▸ WHAT TO PRODUCE
In the entries that follow, count each line containing "alla" and state the total, nothing more.

++++ AVAILABLE DATA ++++

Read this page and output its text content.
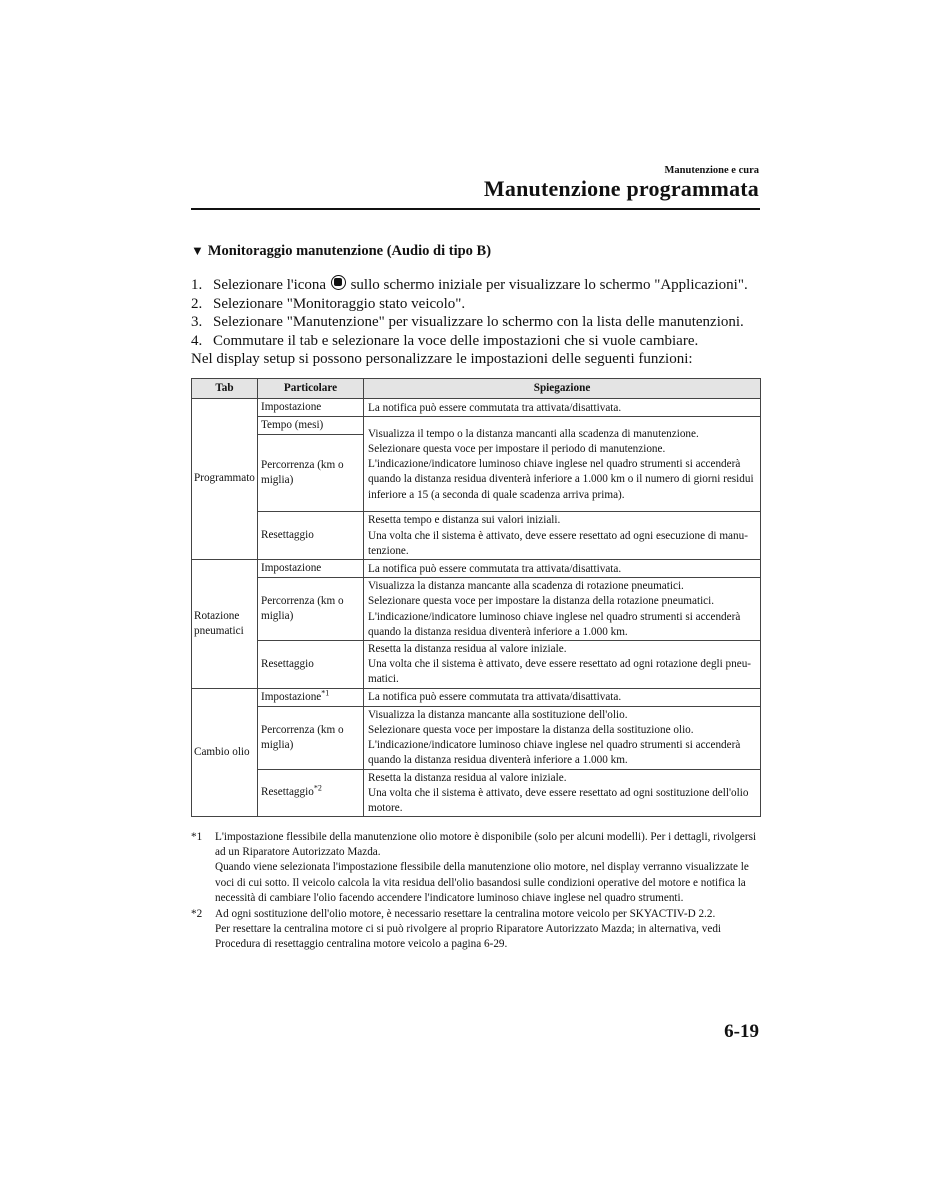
Manutenzione e cura
Manutenzione programmata
▼ Monitoraggio manutenzione (Audio di tipo B)
1. Selezionare l'icona  sullo schermo iniziale per visualizzare lo schermo "Applicazioni".
2. Selezionare "Monitoraggio stato veicolo".
3. Selezionare "Manutenzione" per visualizzare lo schermo con la lista delle manutenzioni.
4. Commutare il tab e selezionare la voce delle impostazioni che si vuole cambiare.
Nel display setup si possono personalizzare le impostazioni delle seguenti funzioni:
Tab	Particolare	Spiegazione
Programmato	Impostazione	La notifica può essere commutata tra attivata/disattivata.

	Tempo (mesi)	Visualizza il tempo o la distanza mancanti alla scadenza di manutenzione.
Selezionare questa voce per impostare il periodo di manutenzione.
L'indicazione/indicatore luminoso chiave inglese nel quadro strumenti si accenderà quando la distanza residua diventerà inferiore a 1.000 km o il numero di giorni residui inferiore a 15 (a seconda di quale scadenza arriva prima).

	Percorrenza (km o miglia)	
	Resettaggio	Resetta tempo e distanza sui valori iniziali.
Una volta che il sistema è attivato, deve essere resettato ad ogni esecuzione di manu-tenzione.

Rotazione pneumatici	Impostazione	La notifica può essere commutata tra attivata/disattivata.

	Percorrenza (km o miglia)	Visualizza la distanza mancante alla scadenza di rotazione pneumatici.
Selezionare questa voce per impostare la distanza della rotazione pneumatici.
L'indicazione/indicatore luminoso chiave inglese nel quadro strumenti si accenderà quando la distanza residua diventerà inferiore a 1.000 km.

	Resettaggio	Resetta la distanza residua al valore iniziale.
Una volta che il sistema è attivato, deve essere resettato ad ogni rotazione degli pneu-matici.

Cambio olio	Impostazione$^{*1}$	La notifica può essere commutata tra attivata/disattivata.

	Percorrenza (km o miglia)	Visualizza la distanza mancante alla sostituzione dell'olio.
Selezionare questa voce per impostare la distanza della sostituzione olio.
L'indicazione/indicatore luminoso chiave inglese nel quadro strumenti si accenderà quando la distanza residua diventerà inferiore a 1.000 km.

	Resettaggio$^{*2}$	Resetta la distanza residua al valore iniziale.
Una volta che il sistema è attivato, deve essere resettato ad ogni sostituzione dell'olio motore.
*1	L'impostazione flessibile della manutenzione olio motore è disponibile (solo per alcuni modelli). Per i dettagli, rivolgersi ad un Riparatore Autorizzato Mazda.
Quando viene selezionata l'impostazione flessibile della manutenzione olio motore, nel display verranno visualizzate le voci di cui sotto. Il veicolo calcola la vita residua dell'olio basandosi sulle condizioni operative del motore e notifica la necessità di cambiare l'olio facendo accendere l'indicatore luminoso chiave inglese nel quadro strumenti.
*2	Ad ogni sostituzione dell'olio motore, è necessario resettare la centralina motore veicolo per SKYACTIV-D 2.2.
Per resettare la centralina motore ci si può rivolgere al proprio Riparatore Autorizzato Mazda; in alternativa, vedi Procedura di resettaggio centralina motore veicolo a pagina 6-29.
6-19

++++

▸ COMPLETED EXERCISE
3